Exercise data
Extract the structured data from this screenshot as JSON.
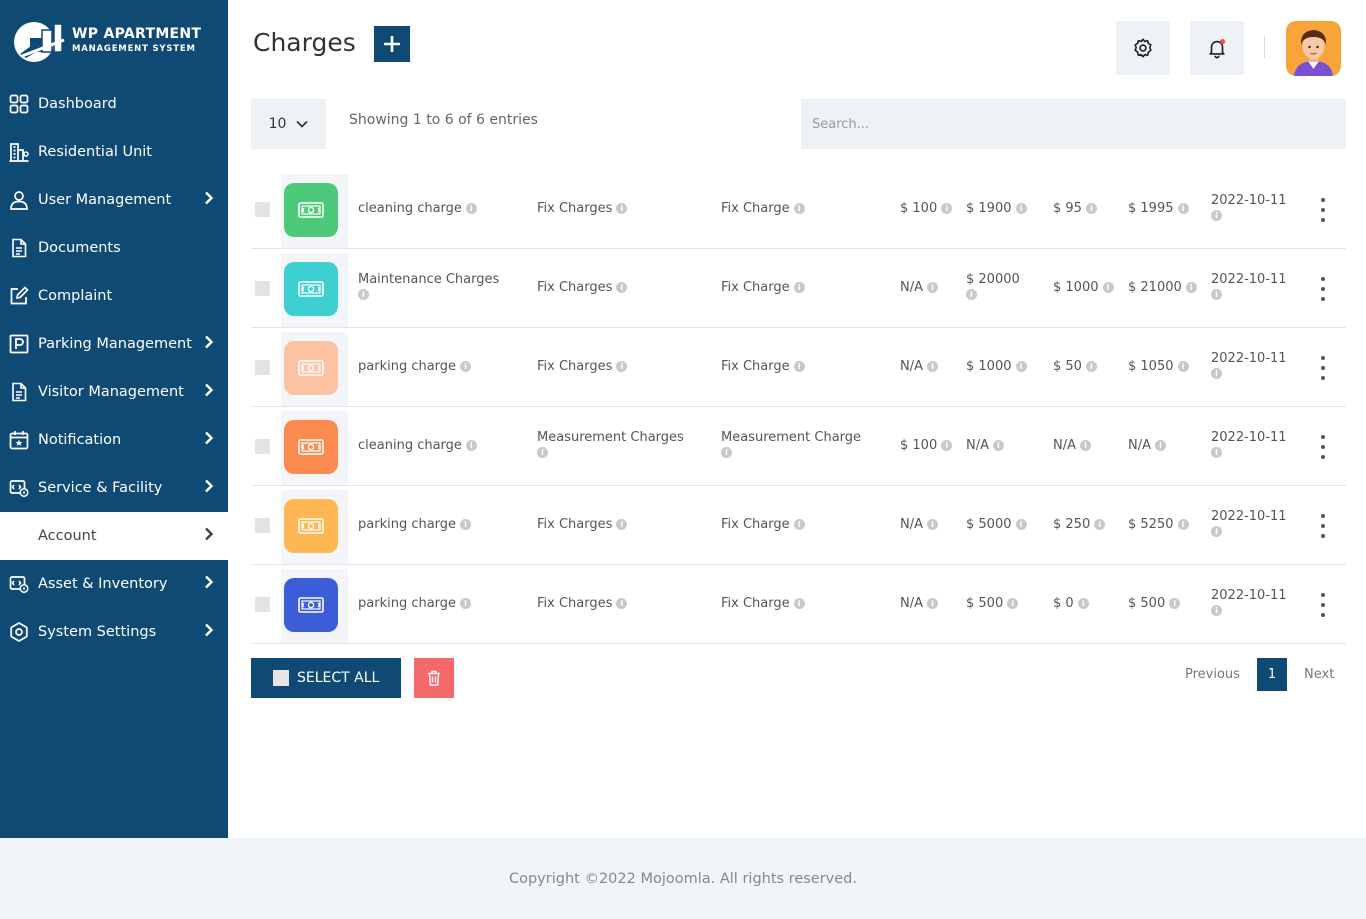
{
  "brand": {
    "title": "WP APARTMENT",
    "subtitle": "MANAGEMENT SYSTEM"
  },
  "sidebar": {
    "items": [
      {
        "label": "Dashboard",
        "icon": "grid-icon",
        "has_chevron": false
      },
      {
        "label": "Residential Unit",
        "icon": "building-icon",
        "has_chevron": false
      },
      {
        "label": "User Management",
        "icon": "user-icon",
        "has_chevron": true
      },
      {
        "label": "Documents",
        "icon": "document-icon",
        "has_chevron": false
      },
      {
        "label": "Complaint",
        "icon": "edit-icon",
        "has_chevron": false
      },
      {
        "label": "Parking Management",
        "icon": "parking-icon",
        "has_chevron": true
      },
      {
        "label": "Visitor Management",
        "icon": "document-icon",
        "has_chevron": true
      },
      {
        "label": "Notification",
        "icon": "calendar-icon",
        "has_chevron": true
      },
      {
        "label": "Service & Facility",
        "icon": "service-icon",
        "has_chevron": true
      },
      {
        "label": "Account",
        "icon": "account-icon",
        "has_chevron": true,
        "active": true
      },
      {
        "label": "Asset & Inventory",
        "icon": "asset-icon",
        "has_chevron": true
      },
      {
        "label": "System Settings",
        "icon": "settings-icon",
        "has_chevron": true
      }
    ]
  },
  "header": {
    "title": "Charges"
  },
  "controls": {
    "page_length": "10",
    "entries_info": "Showing 1 to 6 of 6 entries",
    "search_placeholder": "Search..."
  },
  "table": {
    "rows": [
      {
        "color": "#4cca7a",
        "name": "cleaning charge",
        "category": "Fix Charges",
        "type": "Fix Charge",
        "c1": "$ 100",
        "c2": "$ 1900",
        "c3": "$ 95",
        "c4": "$ 1995",
        "date": "2022-10-11"
      },
      {
        "color": "#3ecfd0",
        "name": "Maintenance Charges",
        "category": "Fix Charges",
        "type": "Fix Charge",
        "c1": "N/A",
        "c2": "$ 20000",
        "c3": "$ 1000",
        "c4": "$ 21000",
        "date": "2022-10-11"
      },
      {
        "color": "#fbc3a1",
        "name": "parking charge",
        "category": "Fix Charges",
        "type": "Fix Charge",
        "c1": "N/A",
        "c2": "$ 1000",
        "c3": "$ 50",
        "c4": "$ 1050",
        "date": "2022-10-11"
      },
      {
        "color": "#fb8a4e",
        "name": "cleaning charge",
        "category": "Measurement Charges",
        "type": "Measurement Charge",
        "c1": "$ 100",
        "c2": "N/A",
        "c3": "N/A",
        "c4": "N/A",
        "date": "2022-10-11"
      },
      {
        "color": "#feb752",
        "name": "parking charge",
        "category": "Fix Charges",
        "type": "Fix Charge",
        "c1": "N/A",
        "c2": "$ 5000",
        "c3": "$ 250",
        "c4": "$ 5250",
        "date": "2022-10-11"
      },
      {
        "color": "#3b5dd8",
        "name": "parking charge",
        "category": "Fix Charges",
        "type": "Fix Charge",
        "c1": "N/A",
        "c2": "$ 500",
        "c3": "$ 0",
        "c4": "$ 500",
        "date": "2022-10-11"
      }
    ]
  },
  "actions": {
    "select_all": "SELECT ALL"
  },
  "pagination": {
    "previous": "Previous",
    "current": "1",
    "next": "Next"
  },
  "footer": {
    "copyright": "Copyright ©2022 Mojoomla. All rights reserved."
  },
  "colors": {
    "primary": "#0f4a74",
    "danger": "#f46a6a",
    "panel": "#eef2f7"
  }
}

What you are asked to do
Scan the listing above for the word "Measurement" and copy every line that holds it.

Solution
        "category": "Measurement Charges",
        "type": "Measurement Charge",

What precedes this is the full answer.